BEGIN Data excerpts

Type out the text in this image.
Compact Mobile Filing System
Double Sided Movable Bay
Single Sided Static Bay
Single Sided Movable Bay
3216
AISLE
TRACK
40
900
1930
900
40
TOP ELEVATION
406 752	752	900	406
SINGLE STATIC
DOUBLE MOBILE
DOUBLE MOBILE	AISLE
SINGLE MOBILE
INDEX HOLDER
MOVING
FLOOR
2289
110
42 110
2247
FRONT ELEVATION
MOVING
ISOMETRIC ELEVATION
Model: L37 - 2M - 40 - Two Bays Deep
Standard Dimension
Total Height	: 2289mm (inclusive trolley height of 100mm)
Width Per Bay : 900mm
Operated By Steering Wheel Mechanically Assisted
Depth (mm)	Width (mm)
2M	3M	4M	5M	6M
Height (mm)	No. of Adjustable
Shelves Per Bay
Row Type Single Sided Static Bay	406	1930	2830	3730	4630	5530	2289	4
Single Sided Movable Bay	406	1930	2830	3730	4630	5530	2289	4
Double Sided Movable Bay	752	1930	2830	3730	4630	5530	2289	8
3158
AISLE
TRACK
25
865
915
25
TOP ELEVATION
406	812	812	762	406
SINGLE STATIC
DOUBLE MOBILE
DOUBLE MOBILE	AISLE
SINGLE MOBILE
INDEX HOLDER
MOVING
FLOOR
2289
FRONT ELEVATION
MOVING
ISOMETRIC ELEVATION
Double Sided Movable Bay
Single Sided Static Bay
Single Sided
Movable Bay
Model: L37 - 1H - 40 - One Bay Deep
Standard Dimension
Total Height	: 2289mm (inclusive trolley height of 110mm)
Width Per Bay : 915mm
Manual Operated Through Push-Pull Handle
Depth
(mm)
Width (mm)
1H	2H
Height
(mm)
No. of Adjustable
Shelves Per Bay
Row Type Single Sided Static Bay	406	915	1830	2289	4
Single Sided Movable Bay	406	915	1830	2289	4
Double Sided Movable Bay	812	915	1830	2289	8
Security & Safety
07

END Data excerpts

Problem details = Filter the listing for the word "Model" and copy every line that holds it.

Exercise result =
Model: L37 - 2M - 40 - Two Bays Deep
Model: L37 - 1H - 40 - One Bay Deep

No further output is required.